[start of The records]
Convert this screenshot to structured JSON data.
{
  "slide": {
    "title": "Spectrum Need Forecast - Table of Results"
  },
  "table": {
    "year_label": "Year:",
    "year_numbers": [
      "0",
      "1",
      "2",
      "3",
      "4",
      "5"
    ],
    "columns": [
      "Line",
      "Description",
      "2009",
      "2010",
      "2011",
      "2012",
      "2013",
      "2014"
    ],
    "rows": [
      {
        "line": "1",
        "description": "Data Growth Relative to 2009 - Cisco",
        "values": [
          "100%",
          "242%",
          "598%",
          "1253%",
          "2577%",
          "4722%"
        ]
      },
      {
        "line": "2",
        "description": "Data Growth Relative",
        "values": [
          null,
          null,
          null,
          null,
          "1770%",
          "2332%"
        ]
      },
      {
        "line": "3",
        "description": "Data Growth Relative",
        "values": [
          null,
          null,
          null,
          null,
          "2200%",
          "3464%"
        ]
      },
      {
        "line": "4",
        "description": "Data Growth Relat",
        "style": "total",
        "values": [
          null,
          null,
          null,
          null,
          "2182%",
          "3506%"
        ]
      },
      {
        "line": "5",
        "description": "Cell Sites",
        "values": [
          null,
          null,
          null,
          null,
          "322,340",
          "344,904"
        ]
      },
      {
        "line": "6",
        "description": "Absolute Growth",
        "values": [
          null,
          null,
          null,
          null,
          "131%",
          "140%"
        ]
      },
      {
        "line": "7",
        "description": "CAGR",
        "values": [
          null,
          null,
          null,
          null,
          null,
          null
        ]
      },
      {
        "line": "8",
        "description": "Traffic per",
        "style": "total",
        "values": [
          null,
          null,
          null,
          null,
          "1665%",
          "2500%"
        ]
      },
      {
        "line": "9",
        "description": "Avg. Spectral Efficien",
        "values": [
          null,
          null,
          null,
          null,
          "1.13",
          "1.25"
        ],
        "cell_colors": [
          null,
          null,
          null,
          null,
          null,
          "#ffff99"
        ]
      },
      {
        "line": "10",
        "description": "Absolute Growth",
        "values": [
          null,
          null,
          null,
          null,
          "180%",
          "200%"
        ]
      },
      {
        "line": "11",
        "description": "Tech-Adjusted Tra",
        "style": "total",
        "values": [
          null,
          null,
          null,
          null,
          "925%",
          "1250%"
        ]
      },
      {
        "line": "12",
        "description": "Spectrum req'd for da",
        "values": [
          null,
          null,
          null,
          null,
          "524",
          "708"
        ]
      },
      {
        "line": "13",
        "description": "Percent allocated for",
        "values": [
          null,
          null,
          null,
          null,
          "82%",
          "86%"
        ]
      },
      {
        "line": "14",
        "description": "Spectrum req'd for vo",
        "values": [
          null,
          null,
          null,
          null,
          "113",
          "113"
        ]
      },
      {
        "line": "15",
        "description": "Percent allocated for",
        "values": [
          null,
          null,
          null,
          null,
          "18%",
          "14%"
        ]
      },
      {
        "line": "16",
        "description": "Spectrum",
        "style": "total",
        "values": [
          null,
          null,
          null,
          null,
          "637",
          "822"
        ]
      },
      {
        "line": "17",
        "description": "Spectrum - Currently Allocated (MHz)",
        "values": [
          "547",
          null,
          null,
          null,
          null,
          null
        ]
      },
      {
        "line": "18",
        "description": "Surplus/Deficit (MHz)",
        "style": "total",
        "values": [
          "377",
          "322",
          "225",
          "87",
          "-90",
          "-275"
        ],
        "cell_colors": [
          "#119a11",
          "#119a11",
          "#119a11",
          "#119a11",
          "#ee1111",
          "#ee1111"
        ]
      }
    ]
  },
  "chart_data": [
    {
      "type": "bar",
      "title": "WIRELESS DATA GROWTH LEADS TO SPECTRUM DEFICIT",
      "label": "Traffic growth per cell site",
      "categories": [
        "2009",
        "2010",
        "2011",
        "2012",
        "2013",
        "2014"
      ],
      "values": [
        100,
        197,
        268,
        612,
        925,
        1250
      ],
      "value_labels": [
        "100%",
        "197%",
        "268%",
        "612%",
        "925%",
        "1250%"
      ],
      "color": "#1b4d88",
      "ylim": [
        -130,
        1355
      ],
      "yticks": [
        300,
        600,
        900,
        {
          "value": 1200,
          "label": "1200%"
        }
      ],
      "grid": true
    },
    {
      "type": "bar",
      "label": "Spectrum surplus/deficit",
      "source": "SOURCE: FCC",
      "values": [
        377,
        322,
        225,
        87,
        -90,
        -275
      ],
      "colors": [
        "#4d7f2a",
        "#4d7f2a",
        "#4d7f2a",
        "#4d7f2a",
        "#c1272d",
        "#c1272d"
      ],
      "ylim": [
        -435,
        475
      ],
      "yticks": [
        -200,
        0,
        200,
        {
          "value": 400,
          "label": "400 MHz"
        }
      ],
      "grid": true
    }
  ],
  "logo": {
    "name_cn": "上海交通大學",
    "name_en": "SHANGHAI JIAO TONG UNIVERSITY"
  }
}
[end of The records]
(What is required): Report how many lines of the data contain the word "title", using the number alone.

(The result): 2